RECORDS SUPPLIED.
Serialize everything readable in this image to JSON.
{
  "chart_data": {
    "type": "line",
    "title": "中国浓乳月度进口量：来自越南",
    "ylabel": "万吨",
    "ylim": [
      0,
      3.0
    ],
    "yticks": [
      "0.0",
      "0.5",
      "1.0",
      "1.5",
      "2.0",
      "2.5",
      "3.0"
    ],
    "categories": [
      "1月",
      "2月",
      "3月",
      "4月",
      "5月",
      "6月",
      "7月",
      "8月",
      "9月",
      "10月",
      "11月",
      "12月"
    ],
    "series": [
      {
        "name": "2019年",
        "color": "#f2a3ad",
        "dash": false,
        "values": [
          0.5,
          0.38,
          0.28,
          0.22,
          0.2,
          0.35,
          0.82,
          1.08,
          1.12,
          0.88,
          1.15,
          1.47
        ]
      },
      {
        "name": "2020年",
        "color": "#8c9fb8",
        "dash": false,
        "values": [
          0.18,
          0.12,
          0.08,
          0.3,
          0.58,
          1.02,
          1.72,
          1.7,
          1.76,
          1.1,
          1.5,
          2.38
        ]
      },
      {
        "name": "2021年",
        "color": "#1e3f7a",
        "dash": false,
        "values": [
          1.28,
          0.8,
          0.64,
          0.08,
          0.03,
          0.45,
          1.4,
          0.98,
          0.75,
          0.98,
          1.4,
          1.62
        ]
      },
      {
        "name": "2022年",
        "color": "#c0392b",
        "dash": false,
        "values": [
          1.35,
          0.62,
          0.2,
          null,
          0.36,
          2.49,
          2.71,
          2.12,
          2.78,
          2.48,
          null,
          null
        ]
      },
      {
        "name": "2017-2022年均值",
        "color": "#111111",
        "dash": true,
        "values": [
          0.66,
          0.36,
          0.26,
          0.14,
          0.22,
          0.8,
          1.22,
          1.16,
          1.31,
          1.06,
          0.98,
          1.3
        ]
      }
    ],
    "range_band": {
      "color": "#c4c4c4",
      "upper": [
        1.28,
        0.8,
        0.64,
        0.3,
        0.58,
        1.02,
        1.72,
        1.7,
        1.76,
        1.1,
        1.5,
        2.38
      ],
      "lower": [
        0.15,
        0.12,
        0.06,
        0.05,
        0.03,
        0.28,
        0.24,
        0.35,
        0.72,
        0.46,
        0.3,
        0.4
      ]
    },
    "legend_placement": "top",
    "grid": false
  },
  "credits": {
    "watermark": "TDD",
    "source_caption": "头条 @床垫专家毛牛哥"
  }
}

WORK INSTRUCTIONS. Give all the records again. Match them exactly.

CORRECT OUTPUT.
Serialize everything readable in this image to JSON.
{
  "chart_data": {
    "type": "line",
    "title": "中国浓乳月度进口量：来自越南",
    "ylabel": "万吨",
    "ylim": [
      0,
      3.0
    ],
    "yticks": [
      "0.0",
      "0.5",
      "1.0",
      "1.5",
      "2.0",
      "2.5",
      "3.0"
    ],
    "categories": [
      "1月",
      "2月",
      "3月",
      "4月",
      "5月",
      "6月",
      "7月",
      "8月",
      "9月",
      "10月",
      "11月",
      "12月"
    ],
    "series": [
      {
        "name": "2019年",
        "color": "#f2a3ad",
        "dash": false,
        "values": [
          0.5,
          0.38,
          0.28,
          0.22,
          0.2,
          0.35,
          0.82,
          1.08,
          1.12,
          0.88,
          1.15,
          1.47
        ]
      },
      {
        "name": "2020年",
        "color": "#8c9fb8",
        "dash": false,
        "values": [
          0.18,
          0.12,
          0.08,
          0.3,
          0.58,
          1.02,
          1.72,
          1.7,
          1.76,
          1.1,
          1.5,
          2.38
        ]
      },
      {
        "name": "2021年",
        "color": "#1e3f7a",
        "dash": false,
        "values": [
          1.28,
          0.8,
          0.64,
          0.08,
          0.03,
          0.45,
          1.4,
          0.98,
          0.75,
          0.98,
          1.4,
          1.62
        ]
      },
      {
        "name": "2022年",
        "color": "#c0392b",
        "dash": false,
        "values": [
          1.35,
          0.62,
          0.2,
          null,
          0.36,
          2.49,
          2.71,
          2.12,
          2.78,
          2.48,
          null,
          null
        ]
      },
      {
        "name": "2017-2022年均值",
        "color": "#111111",
        "dash": true,
        "values": [
          0.66,
          0.36,
          0.26,
          0.14,
          0.22,
          0.8,
          1.22,
          1.16,
          1.31,
          1.06,
          0.98,
          1.3
        ]
      }
    ],
    "range_band": {
      "color": "#c4c4c4",
      "upper": [
        1.28,
        0.8,
        0.64,
        0.3,
        0.58,
        1.02,
        1.72,
        1.7,
        1.76,
        1.1,
        1.5,
        2.38
      ],
      "lower": [
        0.15,
        0.12,
        0.06,
        0.05,
        0.03,
        0.28,
        0.24,
        0.35,
        0.72,
        0.46,
        0.3,
        0.4
      ]
    },
    "legend_placement": "top",
    "grid": false
  },
  "credits": {
    "watermark": "TDD",
    "source_caption": "头条 @床垫专家毛牛哥"
  }
}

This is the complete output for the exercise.